Excerpted data.
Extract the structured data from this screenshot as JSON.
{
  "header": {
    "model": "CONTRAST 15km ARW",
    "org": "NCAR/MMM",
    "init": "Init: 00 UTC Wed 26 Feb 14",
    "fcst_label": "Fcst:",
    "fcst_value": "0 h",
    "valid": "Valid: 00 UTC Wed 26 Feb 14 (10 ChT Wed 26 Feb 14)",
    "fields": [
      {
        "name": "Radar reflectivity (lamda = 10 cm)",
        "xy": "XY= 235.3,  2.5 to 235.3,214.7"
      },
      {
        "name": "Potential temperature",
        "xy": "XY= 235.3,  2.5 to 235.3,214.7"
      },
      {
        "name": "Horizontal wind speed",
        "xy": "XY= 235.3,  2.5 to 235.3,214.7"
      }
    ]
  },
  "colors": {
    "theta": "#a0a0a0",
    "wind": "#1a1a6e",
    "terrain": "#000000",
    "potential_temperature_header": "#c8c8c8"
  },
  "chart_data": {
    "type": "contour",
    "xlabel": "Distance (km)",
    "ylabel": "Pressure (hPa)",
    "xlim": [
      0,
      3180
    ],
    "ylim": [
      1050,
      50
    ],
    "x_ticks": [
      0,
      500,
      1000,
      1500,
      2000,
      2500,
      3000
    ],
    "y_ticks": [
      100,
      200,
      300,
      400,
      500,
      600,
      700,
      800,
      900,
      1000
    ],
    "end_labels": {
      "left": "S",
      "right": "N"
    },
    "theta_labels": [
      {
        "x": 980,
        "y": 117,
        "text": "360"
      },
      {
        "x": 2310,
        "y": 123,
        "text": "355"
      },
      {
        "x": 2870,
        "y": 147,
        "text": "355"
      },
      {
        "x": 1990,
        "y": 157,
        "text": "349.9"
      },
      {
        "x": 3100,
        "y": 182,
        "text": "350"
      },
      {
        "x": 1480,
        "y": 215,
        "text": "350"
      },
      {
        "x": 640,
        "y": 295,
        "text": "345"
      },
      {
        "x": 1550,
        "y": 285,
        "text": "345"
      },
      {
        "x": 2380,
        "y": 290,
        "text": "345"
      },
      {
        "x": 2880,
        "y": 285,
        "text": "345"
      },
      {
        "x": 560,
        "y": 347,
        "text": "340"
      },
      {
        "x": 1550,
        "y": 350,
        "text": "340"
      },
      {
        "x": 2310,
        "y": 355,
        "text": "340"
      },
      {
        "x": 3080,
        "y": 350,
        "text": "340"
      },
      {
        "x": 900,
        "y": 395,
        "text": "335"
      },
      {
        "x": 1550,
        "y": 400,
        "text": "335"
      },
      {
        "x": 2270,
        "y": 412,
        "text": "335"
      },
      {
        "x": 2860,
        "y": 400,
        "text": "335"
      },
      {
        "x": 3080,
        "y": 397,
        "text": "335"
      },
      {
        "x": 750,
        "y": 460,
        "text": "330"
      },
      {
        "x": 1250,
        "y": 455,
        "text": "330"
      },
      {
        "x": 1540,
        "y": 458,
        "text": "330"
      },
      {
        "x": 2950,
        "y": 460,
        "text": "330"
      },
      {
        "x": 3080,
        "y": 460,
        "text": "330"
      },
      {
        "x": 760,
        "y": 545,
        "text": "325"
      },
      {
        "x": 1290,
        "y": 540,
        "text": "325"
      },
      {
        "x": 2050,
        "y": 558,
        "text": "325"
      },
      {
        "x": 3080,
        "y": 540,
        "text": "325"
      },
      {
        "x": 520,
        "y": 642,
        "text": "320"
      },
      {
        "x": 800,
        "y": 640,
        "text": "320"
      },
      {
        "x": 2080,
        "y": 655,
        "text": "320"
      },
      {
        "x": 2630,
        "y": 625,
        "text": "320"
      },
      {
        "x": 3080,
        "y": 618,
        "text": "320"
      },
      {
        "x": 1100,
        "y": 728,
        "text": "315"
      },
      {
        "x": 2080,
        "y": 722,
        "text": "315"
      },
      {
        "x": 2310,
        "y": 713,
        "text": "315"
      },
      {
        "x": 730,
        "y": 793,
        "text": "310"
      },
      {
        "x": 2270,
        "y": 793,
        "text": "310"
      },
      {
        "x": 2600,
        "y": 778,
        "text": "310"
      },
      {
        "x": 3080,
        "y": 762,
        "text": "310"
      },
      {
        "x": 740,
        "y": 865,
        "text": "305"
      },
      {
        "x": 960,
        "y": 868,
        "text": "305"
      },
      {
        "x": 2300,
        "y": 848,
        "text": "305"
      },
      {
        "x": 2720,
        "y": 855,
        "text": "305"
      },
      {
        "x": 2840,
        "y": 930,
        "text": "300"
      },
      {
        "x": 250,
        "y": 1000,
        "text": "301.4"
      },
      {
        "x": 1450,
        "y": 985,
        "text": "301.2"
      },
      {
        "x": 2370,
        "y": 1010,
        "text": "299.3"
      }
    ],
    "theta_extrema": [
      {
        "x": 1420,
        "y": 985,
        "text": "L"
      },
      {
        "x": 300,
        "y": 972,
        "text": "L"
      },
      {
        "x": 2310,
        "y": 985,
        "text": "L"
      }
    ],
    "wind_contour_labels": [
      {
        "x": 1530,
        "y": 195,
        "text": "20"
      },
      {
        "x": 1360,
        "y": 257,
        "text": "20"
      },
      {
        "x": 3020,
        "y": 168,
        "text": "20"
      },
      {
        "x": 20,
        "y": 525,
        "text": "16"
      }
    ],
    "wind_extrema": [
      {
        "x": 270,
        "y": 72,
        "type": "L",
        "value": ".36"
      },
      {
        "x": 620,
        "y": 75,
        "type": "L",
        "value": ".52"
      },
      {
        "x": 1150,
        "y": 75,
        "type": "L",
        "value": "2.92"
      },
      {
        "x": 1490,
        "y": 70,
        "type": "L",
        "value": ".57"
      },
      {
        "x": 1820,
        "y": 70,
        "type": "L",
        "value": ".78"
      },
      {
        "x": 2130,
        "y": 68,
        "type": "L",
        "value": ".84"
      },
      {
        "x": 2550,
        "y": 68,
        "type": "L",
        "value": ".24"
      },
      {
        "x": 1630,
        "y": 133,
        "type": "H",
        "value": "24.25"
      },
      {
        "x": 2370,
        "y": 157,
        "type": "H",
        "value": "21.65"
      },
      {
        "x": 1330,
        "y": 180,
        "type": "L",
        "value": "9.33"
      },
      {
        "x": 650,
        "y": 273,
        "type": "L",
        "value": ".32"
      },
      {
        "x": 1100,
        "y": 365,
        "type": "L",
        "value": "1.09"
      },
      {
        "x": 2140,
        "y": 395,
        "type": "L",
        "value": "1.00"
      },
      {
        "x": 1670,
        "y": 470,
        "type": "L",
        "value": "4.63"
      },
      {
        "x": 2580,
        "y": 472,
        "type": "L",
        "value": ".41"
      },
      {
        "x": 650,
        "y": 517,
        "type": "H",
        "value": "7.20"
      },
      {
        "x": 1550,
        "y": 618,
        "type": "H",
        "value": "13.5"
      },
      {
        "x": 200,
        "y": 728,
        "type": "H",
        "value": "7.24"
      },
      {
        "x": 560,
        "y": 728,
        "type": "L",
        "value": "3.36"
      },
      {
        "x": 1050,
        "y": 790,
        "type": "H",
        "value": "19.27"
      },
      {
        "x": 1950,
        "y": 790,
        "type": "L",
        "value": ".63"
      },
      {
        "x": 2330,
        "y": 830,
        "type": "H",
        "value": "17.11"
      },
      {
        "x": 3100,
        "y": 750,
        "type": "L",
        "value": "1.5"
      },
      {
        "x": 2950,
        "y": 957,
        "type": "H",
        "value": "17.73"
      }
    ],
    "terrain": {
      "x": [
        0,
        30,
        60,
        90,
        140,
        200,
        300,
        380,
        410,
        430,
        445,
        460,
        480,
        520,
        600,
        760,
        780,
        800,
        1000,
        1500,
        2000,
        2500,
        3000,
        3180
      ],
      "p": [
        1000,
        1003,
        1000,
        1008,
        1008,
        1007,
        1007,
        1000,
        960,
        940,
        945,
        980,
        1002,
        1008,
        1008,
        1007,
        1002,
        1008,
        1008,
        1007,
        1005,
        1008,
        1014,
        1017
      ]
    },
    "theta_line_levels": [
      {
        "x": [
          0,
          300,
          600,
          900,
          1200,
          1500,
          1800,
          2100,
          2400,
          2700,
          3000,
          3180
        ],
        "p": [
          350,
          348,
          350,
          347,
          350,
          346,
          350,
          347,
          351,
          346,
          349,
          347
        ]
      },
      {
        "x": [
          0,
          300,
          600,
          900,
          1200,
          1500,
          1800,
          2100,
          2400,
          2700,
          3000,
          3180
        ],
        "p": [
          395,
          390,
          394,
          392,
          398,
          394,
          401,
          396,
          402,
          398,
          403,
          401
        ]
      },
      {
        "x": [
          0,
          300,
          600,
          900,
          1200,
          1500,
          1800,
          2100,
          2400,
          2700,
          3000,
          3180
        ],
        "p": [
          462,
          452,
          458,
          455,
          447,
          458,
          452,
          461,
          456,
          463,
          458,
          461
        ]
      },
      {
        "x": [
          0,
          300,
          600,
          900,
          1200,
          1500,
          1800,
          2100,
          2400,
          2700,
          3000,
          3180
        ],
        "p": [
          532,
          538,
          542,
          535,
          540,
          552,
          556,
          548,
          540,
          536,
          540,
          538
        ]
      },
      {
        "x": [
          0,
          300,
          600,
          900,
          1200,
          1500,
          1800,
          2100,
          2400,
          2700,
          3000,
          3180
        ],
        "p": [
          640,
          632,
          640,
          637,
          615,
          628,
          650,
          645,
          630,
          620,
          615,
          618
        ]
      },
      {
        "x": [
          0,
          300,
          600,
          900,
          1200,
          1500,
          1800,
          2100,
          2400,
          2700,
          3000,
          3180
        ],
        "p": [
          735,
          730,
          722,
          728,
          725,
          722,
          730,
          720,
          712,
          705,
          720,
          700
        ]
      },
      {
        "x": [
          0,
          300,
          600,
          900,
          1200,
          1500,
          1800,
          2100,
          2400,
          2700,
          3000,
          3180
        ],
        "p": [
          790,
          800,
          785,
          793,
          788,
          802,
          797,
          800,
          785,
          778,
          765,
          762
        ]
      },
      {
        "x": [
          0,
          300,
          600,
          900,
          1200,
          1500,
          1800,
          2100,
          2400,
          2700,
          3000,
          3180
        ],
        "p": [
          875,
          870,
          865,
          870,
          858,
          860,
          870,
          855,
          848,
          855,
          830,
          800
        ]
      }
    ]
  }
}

The request. Give only the number of lines in the data that include the string "name".

Solution below. 3